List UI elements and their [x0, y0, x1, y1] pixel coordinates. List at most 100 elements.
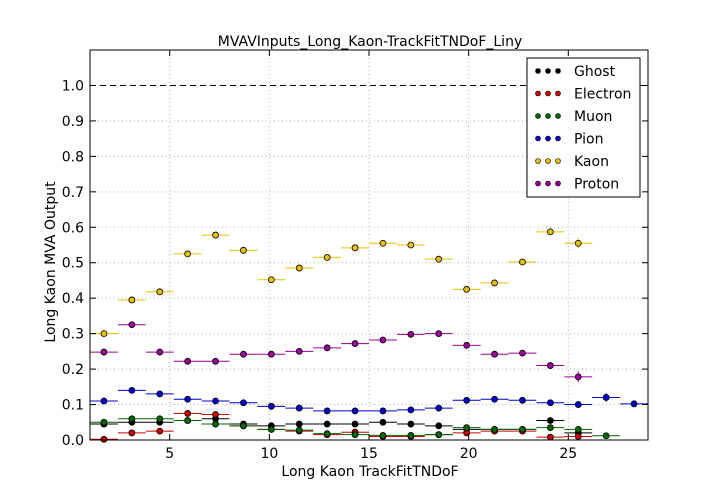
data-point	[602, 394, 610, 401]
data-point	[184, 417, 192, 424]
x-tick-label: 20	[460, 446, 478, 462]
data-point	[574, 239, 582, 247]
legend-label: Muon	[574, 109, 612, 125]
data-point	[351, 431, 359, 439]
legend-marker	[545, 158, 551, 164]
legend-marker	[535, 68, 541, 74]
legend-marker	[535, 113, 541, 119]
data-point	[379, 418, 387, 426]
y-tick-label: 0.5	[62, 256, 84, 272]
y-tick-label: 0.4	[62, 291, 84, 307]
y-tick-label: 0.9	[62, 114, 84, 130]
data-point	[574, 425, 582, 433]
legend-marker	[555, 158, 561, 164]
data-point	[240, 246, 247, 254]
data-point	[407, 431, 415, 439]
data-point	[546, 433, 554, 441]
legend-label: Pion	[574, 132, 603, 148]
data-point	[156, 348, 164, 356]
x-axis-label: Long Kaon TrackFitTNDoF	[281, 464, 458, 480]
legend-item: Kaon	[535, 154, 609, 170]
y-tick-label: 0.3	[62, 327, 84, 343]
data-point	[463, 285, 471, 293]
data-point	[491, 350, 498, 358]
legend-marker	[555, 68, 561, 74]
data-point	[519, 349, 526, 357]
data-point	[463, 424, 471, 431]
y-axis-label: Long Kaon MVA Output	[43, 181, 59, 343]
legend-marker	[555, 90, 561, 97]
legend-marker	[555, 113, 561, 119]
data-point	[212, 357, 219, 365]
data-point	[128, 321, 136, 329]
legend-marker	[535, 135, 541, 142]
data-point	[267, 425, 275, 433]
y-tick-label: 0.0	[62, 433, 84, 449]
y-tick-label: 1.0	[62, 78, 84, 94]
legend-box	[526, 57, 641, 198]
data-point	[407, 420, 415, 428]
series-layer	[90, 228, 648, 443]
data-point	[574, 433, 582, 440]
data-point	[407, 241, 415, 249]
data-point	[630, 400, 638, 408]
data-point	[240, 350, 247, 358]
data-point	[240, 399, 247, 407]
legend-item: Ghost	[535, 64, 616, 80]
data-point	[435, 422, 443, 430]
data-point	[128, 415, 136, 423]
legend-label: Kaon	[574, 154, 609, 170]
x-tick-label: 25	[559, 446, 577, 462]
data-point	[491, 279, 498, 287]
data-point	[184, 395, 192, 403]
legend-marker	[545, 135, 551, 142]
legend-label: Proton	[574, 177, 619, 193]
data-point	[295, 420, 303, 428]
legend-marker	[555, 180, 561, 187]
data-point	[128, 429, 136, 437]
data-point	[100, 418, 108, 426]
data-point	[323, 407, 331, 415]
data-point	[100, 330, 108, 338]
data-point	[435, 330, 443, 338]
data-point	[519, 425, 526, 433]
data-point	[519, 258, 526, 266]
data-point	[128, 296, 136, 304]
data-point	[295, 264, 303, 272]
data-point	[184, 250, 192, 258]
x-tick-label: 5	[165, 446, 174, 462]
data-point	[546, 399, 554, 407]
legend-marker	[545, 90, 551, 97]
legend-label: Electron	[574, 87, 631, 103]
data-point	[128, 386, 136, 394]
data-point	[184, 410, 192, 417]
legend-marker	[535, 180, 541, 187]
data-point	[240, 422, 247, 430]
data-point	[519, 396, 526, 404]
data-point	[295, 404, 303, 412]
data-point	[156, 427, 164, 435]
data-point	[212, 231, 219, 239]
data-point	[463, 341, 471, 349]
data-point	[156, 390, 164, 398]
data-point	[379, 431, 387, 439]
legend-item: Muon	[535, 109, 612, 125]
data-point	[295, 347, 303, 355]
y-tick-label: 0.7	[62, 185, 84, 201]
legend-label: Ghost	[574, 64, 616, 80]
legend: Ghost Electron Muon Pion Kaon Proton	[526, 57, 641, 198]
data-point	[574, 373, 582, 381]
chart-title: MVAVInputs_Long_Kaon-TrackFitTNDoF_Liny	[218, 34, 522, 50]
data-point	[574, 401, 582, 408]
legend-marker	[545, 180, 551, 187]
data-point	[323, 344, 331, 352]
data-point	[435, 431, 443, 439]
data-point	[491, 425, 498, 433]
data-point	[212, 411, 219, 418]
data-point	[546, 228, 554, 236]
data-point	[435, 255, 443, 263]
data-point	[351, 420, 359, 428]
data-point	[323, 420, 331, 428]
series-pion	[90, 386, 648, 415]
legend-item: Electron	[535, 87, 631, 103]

━━━━━━━━━━━━━━━━━━━━━━━━━━━━━━

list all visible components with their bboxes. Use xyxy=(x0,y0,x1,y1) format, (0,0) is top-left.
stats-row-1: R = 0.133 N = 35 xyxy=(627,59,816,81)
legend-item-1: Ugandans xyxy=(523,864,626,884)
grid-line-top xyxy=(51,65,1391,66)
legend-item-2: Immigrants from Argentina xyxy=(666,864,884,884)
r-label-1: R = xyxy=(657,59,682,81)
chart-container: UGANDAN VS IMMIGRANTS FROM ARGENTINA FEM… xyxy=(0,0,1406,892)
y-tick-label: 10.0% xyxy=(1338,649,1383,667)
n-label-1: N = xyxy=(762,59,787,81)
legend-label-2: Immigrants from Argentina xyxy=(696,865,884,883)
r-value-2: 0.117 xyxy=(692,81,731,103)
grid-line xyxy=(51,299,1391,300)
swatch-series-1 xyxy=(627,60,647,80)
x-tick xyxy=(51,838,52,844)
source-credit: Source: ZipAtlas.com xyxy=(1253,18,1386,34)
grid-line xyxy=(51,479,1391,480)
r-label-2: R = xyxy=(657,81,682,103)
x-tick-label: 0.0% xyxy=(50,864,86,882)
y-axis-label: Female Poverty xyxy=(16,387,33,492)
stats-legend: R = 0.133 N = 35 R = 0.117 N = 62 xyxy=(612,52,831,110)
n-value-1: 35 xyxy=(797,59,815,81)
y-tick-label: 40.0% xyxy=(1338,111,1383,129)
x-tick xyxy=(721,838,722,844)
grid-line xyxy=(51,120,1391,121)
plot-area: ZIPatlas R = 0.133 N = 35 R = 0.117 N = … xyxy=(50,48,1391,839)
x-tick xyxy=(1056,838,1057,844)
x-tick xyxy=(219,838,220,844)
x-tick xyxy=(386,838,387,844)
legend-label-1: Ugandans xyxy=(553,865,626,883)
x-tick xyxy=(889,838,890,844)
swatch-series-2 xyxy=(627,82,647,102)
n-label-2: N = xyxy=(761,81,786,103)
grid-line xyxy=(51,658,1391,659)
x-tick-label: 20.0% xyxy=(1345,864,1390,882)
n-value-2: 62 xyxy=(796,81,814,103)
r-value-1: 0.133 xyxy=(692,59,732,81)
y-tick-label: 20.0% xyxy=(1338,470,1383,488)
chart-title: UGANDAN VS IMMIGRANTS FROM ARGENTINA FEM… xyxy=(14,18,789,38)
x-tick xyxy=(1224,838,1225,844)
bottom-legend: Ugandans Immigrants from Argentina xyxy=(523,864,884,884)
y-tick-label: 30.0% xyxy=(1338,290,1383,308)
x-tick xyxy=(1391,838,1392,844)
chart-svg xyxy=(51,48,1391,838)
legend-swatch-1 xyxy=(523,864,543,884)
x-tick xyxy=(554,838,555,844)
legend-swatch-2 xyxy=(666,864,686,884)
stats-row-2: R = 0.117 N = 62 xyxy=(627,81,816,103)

━━━━━━━━━━━━━━━━━━━━━━━━━━━━━━

> _REQUIRED TASK_:
Copy everything from the line containing "394, 610, 401]" down to the line containing "68, 541, 74]" in the first block of material, without any alteration.

> _RESPONSE_:
data-point	[602, 394, 610, 401]
data-point	[184, 417, 192, 424]
x-tick-label: 20	[460, 446, 478, 462]
data-point	[574, 239, 582, 247]
legend-label: Muon	[574, 109, 612, 125]
data-point	[351, 431, 359, 439]
legend-marker	[545, 158, 551, 164]
legend-marker	[535, 68, 541, 74]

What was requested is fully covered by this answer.